= Written instruction =
Note each line that includes the word "пылеприготовительных". Copy those lines.

= Materials provided =
— BEGIN —

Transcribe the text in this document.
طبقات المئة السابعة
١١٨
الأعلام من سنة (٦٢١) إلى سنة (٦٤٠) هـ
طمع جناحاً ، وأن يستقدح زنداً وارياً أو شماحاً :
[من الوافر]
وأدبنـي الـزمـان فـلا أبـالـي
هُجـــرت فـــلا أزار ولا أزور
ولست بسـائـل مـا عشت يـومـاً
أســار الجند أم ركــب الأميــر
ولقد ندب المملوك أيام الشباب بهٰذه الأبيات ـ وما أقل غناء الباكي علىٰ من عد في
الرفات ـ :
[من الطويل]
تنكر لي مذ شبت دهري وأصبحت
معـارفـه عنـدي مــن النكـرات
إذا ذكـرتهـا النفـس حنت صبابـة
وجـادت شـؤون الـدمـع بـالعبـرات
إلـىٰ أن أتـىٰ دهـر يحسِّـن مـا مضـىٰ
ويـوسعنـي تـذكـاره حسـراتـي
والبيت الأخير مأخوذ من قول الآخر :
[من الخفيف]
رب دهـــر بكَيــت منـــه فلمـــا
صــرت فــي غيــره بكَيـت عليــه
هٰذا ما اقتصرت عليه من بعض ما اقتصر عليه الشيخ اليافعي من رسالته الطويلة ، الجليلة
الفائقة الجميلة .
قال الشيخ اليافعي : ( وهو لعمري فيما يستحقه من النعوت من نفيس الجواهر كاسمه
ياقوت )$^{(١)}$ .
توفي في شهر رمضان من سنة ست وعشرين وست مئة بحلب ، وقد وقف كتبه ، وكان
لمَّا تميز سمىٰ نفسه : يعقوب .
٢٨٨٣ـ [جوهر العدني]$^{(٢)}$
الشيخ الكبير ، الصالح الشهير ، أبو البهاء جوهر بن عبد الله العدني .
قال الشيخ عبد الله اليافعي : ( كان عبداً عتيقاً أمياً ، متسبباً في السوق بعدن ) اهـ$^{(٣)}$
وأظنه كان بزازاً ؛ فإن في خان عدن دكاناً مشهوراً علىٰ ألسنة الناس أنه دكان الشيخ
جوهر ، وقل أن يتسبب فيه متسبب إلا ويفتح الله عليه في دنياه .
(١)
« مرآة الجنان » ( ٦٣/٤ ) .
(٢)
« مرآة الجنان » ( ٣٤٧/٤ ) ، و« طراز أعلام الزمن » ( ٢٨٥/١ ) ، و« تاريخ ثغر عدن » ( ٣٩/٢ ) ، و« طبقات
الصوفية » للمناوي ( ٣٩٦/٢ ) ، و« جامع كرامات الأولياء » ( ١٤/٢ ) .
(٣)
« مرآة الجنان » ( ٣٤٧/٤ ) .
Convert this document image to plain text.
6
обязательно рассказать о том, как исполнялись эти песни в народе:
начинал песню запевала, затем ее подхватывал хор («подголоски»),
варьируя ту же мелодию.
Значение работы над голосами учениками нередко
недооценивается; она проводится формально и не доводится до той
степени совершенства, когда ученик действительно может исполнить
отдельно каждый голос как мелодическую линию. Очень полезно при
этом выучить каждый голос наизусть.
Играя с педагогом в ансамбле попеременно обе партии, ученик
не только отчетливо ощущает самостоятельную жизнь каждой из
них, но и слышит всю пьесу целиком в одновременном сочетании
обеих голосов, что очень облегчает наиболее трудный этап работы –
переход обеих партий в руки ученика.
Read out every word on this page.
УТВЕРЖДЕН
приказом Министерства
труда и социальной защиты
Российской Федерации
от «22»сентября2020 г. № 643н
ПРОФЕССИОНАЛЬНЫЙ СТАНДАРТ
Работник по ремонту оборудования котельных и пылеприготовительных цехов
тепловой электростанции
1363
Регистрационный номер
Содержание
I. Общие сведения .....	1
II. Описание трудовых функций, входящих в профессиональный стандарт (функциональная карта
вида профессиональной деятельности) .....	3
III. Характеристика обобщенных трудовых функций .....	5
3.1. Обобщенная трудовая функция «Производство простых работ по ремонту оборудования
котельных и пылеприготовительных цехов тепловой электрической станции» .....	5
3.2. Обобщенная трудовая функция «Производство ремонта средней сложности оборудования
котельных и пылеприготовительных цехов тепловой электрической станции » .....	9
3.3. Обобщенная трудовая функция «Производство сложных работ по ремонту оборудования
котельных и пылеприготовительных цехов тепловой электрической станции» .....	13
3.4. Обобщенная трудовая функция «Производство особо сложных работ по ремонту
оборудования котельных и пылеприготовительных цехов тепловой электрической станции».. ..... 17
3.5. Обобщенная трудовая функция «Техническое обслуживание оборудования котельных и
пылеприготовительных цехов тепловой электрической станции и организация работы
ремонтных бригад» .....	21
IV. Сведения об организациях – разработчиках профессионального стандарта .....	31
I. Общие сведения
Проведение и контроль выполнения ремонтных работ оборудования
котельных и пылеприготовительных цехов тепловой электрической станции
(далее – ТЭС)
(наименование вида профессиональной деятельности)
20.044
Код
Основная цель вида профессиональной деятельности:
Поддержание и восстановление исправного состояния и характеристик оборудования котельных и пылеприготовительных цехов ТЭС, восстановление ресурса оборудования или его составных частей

— END —

= Output of the exercise =
Работник по ремонту оборудования котельных и пылеприготовительных цехов
котельных и пылеприготовительных цехов тепловой электрической станции» .....	5
котельных и пылеприготовительных цехов тепловой электрической станции » .....	9
котельных и пылеприготовительных цехов тепловой электрической станции» .....	13
оборудования котельных и пылеприготовительных цехов тепловой электрической станции».. ..... 17
пылеприготовительных цехов тепловой электрической станции и организация работы
котельных и пылеприготовительных цехов тепловой электрической станции
Поддержание и восстановление исправного состояния и характеристик оборудования котельных и пылеприготовительных цехов ТЭС, восстановление ресурса оборудования или его составных частей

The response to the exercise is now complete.